● Given instruction: Say how many lines contain the word "content" and give no other text.

>> BEGIN Supplied records

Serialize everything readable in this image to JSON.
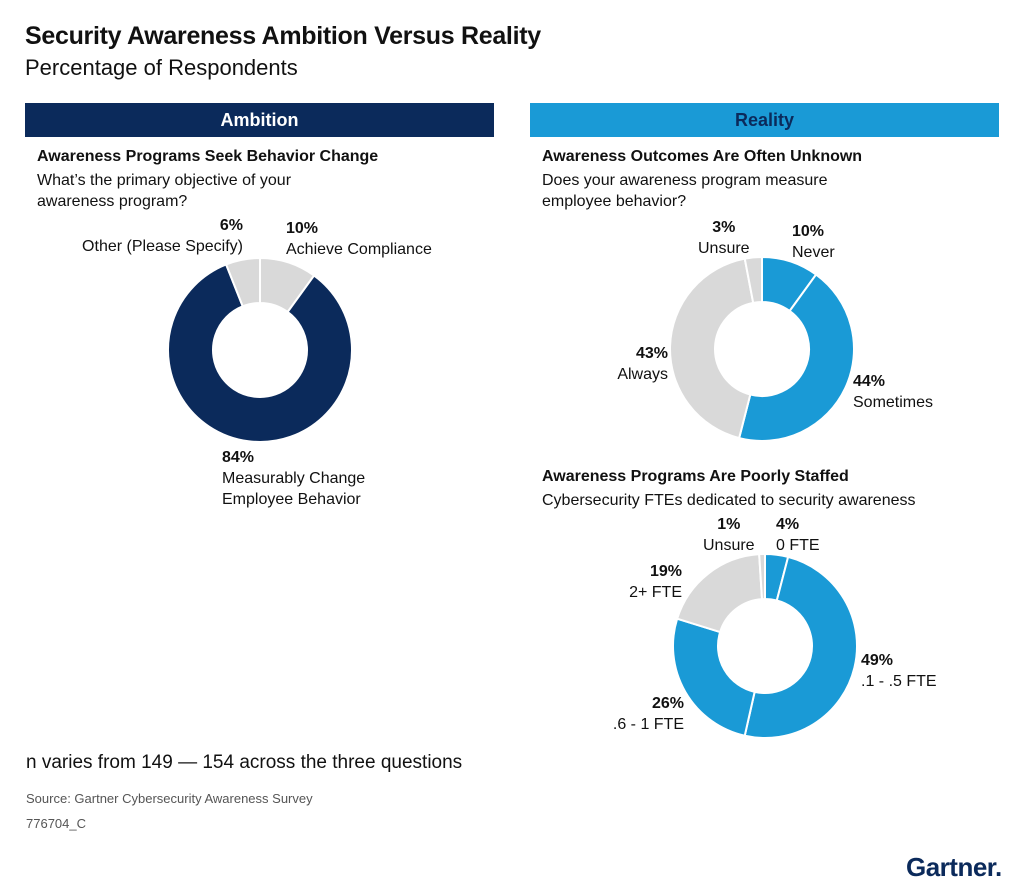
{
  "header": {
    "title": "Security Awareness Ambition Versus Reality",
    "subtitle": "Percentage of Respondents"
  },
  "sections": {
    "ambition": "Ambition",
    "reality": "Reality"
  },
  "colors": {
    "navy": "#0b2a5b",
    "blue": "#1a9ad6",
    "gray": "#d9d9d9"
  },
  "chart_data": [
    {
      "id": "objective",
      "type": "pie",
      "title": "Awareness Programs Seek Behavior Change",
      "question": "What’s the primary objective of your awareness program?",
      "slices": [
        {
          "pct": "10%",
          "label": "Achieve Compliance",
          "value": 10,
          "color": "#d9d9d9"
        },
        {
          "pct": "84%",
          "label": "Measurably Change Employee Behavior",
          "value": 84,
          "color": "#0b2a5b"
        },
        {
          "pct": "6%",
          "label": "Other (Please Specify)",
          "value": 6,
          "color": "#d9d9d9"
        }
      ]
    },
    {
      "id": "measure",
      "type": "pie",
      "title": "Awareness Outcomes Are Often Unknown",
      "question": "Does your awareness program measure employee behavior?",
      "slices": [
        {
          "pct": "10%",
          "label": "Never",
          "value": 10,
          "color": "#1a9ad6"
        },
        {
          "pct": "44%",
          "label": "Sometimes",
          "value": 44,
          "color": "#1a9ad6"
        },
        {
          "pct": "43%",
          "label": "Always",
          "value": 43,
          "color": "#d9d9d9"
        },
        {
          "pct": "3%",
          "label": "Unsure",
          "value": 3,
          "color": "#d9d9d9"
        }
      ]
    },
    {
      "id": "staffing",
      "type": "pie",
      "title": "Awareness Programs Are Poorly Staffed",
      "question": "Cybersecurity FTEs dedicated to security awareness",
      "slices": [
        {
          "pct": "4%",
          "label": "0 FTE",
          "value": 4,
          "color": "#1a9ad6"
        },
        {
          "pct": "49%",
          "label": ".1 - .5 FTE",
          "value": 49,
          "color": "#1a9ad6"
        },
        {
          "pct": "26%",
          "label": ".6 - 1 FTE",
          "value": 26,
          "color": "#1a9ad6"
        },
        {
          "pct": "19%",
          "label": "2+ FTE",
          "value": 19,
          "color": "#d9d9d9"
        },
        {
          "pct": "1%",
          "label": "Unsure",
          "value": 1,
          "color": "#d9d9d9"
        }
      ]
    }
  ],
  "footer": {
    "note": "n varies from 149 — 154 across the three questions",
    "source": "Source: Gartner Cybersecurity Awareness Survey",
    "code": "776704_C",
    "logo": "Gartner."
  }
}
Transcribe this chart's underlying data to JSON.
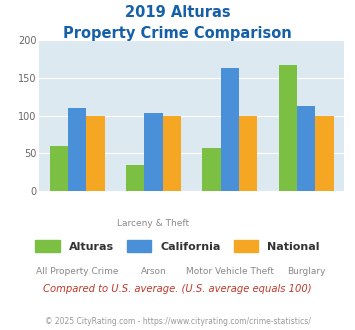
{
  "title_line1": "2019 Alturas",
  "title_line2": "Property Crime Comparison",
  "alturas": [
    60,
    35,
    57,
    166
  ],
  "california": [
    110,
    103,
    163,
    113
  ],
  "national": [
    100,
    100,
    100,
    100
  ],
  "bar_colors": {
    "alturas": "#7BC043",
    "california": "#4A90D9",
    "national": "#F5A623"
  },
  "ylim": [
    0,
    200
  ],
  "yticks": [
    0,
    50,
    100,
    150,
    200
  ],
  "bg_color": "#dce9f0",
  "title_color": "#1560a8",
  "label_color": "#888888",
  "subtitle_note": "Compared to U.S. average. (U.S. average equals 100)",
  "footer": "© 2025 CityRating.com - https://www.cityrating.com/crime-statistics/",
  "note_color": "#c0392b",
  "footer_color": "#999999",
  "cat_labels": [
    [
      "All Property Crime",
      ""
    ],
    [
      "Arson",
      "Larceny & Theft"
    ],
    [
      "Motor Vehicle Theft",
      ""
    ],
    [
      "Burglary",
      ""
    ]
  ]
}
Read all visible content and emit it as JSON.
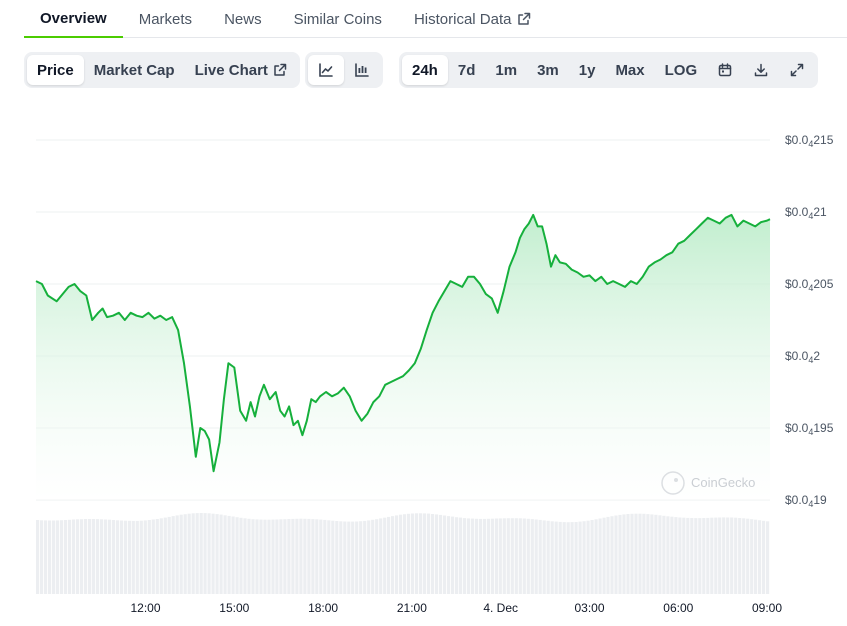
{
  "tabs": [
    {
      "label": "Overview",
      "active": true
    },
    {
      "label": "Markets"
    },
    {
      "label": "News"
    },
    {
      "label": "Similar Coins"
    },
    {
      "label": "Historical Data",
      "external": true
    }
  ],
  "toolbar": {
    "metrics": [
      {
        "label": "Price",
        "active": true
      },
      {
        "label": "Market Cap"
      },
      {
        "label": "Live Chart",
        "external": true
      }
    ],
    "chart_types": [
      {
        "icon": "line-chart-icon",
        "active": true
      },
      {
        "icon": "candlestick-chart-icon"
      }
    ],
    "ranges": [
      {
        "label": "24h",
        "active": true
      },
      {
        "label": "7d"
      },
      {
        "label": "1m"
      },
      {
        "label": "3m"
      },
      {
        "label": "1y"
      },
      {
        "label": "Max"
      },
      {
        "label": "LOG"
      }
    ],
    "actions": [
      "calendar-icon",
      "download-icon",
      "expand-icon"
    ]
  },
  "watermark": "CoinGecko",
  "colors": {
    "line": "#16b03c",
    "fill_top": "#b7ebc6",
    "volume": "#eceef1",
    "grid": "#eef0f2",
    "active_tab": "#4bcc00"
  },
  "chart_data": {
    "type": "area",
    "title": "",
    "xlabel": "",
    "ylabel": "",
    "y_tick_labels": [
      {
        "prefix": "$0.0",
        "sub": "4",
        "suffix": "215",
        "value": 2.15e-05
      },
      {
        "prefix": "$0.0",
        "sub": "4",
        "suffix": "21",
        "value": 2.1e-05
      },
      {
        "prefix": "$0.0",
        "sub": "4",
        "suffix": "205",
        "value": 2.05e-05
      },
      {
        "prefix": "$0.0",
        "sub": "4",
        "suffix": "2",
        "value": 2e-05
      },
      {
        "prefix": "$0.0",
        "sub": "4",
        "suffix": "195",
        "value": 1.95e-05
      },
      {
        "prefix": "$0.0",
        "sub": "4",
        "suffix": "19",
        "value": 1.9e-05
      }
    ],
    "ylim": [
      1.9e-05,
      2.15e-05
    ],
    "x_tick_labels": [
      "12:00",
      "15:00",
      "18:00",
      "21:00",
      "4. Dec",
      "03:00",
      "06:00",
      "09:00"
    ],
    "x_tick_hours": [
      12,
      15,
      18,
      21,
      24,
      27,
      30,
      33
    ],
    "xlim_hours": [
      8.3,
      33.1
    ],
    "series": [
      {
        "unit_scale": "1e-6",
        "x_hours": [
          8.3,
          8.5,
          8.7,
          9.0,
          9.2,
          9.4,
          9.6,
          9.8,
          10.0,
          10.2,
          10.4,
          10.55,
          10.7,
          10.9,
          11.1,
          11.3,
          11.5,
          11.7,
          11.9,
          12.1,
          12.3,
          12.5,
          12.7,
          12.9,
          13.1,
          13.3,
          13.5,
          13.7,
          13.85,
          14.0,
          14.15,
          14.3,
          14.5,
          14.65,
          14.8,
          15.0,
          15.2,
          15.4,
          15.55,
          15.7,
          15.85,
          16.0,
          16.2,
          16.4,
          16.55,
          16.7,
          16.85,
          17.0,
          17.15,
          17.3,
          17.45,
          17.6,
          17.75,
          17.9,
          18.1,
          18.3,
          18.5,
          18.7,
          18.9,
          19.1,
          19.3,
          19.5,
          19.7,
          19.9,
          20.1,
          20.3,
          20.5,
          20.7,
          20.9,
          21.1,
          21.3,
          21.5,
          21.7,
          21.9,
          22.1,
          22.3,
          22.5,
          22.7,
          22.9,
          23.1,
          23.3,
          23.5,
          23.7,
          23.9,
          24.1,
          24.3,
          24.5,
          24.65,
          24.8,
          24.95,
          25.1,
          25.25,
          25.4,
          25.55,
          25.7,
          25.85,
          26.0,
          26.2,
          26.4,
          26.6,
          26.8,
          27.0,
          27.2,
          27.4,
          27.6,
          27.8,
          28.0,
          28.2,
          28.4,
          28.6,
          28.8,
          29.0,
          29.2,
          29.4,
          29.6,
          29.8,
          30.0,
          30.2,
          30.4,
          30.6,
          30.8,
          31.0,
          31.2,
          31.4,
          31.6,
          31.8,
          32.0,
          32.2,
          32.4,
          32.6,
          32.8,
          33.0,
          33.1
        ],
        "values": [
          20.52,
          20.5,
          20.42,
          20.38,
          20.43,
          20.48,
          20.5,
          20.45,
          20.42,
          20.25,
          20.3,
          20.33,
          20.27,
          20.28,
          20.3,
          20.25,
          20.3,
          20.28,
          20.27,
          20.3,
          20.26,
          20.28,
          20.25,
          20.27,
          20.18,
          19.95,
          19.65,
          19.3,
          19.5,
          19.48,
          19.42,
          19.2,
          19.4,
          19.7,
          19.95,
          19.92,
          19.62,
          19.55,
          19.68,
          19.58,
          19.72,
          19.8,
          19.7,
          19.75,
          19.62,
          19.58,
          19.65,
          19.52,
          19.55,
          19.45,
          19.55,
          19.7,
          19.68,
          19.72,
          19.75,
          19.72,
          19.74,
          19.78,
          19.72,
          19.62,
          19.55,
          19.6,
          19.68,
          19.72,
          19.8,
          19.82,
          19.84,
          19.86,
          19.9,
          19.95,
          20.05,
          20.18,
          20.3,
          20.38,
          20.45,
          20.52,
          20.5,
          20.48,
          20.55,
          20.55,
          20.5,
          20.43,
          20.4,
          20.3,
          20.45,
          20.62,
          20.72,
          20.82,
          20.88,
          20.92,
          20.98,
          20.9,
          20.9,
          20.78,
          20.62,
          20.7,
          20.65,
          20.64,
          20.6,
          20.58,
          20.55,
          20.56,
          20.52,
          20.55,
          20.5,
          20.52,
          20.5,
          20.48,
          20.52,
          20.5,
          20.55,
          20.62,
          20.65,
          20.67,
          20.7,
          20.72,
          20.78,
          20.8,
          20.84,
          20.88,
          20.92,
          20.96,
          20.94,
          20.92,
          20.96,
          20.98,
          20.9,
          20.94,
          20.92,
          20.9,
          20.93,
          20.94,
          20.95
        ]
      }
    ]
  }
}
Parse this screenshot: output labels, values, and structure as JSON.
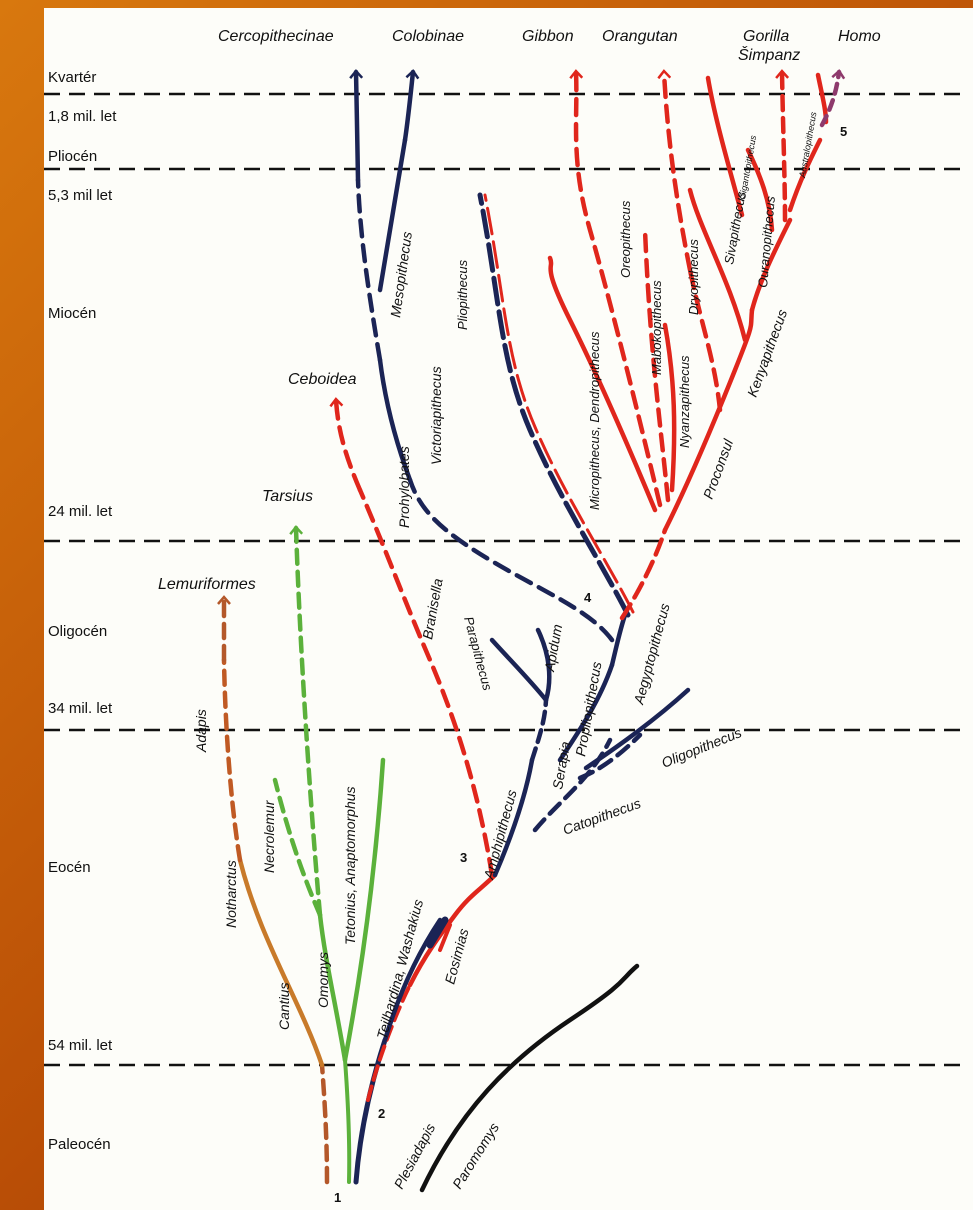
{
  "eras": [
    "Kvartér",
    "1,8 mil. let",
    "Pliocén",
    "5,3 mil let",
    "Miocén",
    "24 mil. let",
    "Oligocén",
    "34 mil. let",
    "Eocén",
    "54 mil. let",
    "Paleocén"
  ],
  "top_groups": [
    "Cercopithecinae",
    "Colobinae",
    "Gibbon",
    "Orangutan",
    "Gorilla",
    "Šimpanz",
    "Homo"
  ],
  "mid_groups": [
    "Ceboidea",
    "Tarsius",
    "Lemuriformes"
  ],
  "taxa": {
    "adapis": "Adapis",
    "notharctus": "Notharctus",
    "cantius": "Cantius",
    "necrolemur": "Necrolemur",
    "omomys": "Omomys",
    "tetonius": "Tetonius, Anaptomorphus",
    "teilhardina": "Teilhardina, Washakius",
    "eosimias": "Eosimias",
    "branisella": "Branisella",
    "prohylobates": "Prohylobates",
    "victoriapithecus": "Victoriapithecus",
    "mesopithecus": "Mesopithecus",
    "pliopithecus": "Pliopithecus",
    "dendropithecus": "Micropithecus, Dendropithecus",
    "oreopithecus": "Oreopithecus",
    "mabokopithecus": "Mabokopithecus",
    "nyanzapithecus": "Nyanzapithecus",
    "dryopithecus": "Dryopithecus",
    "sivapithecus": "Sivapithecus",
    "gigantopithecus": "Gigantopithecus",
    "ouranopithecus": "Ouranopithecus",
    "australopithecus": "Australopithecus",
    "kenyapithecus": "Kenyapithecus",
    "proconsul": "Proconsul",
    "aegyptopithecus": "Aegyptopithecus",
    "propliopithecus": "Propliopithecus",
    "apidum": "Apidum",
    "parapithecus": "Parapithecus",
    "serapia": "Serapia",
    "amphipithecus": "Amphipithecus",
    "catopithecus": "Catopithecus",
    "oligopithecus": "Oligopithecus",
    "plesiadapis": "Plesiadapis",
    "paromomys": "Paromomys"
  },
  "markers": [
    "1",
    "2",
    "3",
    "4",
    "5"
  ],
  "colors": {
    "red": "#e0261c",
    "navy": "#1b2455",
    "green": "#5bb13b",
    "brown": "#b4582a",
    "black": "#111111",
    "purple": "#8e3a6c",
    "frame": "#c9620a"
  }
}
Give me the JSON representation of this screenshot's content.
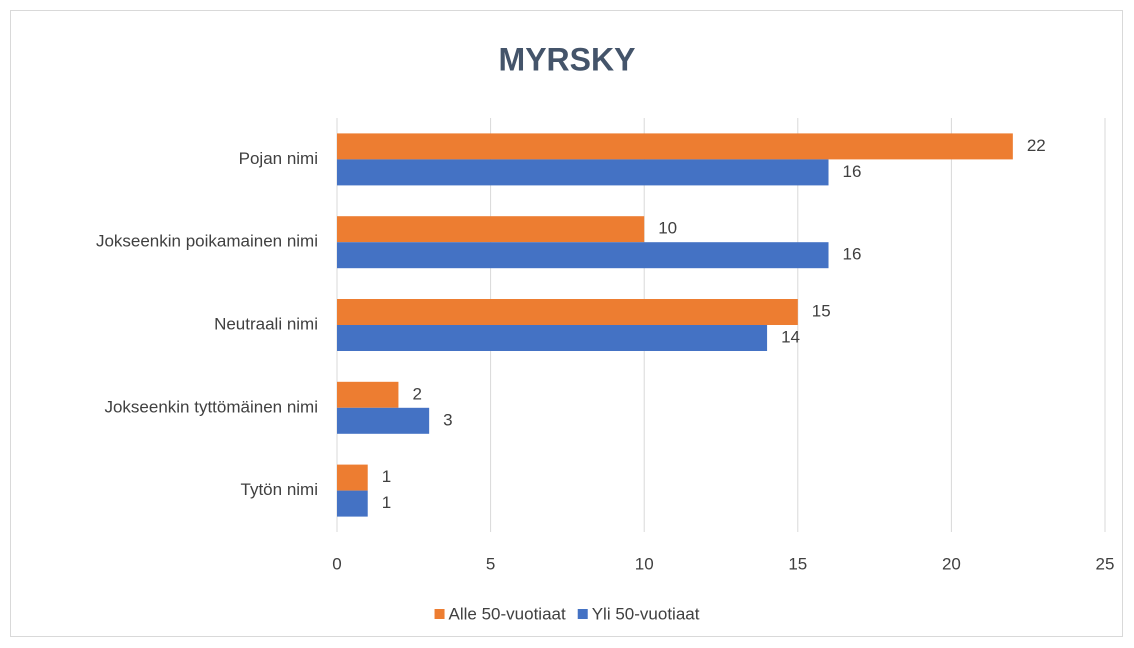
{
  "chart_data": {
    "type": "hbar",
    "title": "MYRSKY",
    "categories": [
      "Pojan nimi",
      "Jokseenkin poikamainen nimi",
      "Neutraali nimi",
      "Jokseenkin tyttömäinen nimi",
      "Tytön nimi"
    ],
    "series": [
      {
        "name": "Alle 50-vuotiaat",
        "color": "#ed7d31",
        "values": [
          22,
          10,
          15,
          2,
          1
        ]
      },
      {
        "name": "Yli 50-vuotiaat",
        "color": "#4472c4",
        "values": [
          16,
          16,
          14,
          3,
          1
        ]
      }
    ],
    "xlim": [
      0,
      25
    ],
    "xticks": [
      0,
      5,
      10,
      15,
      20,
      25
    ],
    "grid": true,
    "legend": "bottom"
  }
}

>> END Supplied records

● The solution: 2